> WHAT THE TASK ASKS
Count the lines containing "вывоза" in the entries underneath, and state that count without anything else.

> DATA LISTING
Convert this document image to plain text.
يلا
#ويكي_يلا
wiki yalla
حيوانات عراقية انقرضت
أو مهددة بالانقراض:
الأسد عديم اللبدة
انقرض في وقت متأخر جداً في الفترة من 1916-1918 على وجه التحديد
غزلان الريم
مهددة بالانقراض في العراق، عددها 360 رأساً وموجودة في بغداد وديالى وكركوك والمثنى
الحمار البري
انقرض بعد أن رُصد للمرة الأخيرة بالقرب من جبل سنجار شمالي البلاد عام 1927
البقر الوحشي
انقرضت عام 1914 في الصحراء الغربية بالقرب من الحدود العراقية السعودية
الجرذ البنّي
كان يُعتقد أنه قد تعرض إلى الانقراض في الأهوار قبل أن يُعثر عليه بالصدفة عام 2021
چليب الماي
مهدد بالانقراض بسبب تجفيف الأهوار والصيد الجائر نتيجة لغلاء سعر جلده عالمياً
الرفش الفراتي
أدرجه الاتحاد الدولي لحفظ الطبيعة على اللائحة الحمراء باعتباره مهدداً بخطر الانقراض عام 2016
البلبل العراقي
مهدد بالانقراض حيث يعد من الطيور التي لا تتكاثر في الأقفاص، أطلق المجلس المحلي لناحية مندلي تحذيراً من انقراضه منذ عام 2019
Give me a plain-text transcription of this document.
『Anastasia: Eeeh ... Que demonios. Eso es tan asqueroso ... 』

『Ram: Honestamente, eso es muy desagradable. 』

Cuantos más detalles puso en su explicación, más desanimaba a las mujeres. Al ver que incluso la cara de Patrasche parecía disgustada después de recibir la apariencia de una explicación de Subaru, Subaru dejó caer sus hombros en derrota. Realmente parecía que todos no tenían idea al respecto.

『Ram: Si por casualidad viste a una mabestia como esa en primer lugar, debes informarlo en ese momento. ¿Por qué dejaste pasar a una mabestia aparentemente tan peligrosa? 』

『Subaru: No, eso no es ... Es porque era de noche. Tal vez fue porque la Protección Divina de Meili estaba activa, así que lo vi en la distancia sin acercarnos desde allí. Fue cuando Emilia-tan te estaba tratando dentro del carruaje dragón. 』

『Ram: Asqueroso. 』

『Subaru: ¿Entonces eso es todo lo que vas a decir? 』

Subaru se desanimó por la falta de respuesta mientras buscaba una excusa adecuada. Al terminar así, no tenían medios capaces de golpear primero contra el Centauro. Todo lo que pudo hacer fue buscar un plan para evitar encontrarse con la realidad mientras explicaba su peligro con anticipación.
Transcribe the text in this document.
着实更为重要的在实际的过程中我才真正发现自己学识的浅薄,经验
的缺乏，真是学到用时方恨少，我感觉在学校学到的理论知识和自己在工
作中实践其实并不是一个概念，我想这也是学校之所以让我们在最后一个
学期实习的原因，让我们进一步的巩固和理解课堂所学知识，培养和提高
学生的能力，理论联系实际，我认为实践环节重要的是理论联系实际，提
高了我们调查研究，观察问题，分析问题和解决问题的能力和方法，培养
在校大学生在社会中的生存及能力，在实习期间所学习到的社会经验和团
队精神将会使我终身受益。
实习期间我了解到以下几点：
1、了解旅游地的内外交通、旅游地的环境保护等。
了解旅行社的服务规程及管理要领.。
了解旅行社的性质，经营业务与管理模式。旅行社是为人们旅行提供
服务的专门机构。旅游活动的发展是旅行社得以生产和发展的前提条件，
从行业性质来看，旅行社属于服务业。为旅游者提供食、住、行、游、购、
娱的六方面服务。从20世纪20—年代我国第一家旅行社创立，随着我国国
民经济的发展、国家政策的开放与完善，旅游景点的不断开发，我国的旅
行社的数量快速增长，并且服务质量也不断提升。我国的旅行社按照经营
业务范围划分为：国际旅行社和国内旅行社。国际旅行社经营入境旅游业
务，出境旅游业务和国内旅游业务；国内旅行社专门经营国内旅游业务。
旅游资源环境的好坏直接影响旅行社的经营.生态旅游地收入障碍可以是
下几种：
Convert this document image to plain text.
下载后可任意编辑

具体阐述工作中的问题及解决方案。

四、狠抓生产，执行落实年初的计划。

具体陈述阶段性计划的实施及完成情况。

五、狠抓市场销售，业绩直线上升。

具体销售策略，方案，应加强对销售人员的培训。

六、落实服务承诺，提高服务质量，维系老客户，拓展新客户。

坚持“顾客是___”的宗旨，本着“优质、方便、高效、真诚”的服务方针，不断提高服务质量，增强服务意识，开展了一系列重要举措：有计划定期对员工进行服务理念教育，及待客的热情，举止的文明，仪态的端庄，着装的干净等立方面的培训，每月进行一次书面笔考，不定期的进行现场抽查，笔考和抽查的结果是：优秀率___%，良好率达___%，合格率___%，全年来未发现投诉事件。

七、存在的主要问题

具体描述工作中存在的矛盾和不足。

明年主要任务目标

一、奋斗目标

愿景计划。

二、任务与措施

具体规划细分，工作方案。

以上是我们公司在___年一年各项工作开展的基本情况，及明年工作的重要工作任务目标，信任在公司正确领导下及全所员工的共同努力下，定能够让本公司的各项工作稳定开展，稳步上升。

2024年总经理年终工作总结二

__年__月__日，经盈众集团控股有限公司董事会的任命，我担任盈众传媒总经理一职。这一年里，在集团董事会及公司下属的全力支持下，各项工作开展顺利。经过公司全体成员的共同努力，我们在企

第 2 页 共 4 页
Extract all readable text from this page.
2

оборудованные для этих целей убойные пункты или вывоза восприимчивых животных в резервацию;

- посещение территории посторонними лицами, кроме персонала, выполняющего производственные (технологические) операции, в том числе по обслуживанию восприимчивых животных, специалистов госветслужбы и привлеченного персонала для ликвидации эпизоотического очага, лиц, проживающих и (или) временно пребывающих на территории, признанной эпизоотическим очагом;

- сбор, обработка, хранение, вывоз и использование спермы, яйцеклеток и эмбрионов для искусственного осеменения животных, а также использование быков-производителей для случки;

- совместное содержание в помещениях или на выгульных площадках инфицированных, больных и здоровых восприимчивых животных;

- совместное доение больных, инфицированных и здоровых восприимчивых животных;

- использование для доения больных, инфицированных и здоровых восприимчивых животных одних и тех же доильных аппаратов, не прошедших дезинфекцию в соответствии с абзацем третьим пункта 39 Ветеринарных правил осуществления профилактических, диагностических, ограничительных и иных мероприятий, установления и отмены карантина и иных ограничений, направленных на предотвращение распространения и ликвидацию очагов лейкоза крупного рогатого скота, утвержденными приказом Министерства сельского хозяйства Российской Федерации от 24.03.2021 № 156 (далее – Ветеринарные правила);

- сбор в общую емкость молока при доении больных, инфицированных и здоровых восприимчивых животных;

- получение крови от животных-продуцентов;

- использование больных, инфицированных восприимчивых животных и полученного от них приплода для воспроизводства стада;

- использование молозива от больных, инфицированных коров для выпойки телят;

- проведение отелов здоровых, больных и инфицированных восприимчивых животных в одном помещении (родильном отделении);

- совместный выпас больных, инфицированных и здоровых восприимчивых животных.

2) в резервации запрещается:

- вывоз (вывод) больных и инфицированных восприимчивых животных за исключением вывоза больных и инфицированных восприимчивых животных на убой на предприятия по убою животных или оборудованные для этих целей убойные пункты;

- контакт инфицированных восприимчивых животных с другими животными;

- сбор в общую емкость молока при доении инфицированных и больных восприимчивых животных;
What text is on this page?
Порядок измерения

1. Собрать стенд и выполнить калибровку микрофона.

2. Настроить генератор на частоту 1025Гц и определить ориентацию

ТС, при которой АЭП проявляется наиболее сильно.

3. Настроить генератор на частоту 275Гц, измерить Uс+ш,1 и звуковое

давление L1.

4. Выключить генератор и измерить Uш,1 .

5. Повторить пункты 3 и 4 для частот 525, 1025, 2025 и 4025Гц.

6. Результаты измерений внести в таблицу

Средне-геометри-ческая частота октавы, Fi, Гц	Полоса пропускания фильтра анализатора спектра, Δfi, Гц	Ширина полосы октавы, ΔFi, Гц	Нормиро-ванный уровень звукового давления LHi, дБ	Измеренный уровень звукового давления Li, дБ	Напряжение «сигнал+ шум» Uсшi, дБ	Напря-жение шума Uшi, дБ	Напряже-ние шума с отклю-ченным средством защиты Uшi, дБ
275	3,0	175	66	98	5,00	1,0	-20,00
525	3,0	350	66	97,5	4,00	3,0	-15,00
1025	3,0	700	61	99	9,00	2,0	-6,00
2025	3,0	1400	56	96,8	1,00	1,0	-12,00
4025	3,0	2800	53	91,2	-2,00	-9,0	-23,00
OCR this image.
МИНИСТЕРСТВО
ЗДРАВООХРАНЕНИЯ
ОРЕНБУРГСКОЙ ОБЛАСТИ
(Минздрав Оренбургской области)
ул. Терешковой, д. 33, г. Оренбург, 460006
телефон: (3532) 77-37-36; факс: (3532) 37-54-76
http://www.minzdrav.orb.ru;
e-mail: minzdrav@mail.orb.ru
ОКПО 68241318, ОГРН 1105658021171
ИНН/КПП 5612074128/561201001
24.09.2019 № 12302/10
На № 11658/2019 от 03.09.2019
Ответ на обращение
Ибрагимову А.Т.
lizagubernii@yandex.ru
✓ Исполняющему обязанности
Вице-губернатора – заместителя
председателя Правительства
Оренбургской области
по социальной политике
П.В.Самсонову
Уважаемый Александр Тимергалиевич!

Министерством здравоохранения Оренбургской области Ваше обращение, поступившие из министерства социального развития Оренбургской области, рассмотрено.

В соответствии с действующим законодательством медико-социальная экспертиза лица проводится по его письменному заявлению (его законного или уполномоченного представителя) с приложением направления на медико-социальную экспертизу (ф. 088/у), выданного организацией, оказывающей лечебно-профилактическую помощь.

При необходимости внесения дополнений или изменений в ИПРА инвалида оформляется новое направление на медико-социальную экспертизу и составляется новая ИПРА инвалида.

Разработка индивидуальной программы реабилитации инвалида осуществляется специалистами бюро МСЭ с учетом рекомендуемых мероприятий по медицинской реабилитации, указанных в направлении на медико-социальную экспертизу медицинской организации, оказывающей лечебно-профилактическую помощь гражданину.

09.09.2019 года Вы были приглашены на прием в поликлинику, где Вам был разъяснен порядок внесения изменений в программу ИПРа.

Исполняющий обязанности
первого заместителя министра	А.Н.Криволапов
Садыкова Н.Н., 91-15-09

> RESPONSE TO THIS EXERCISE
2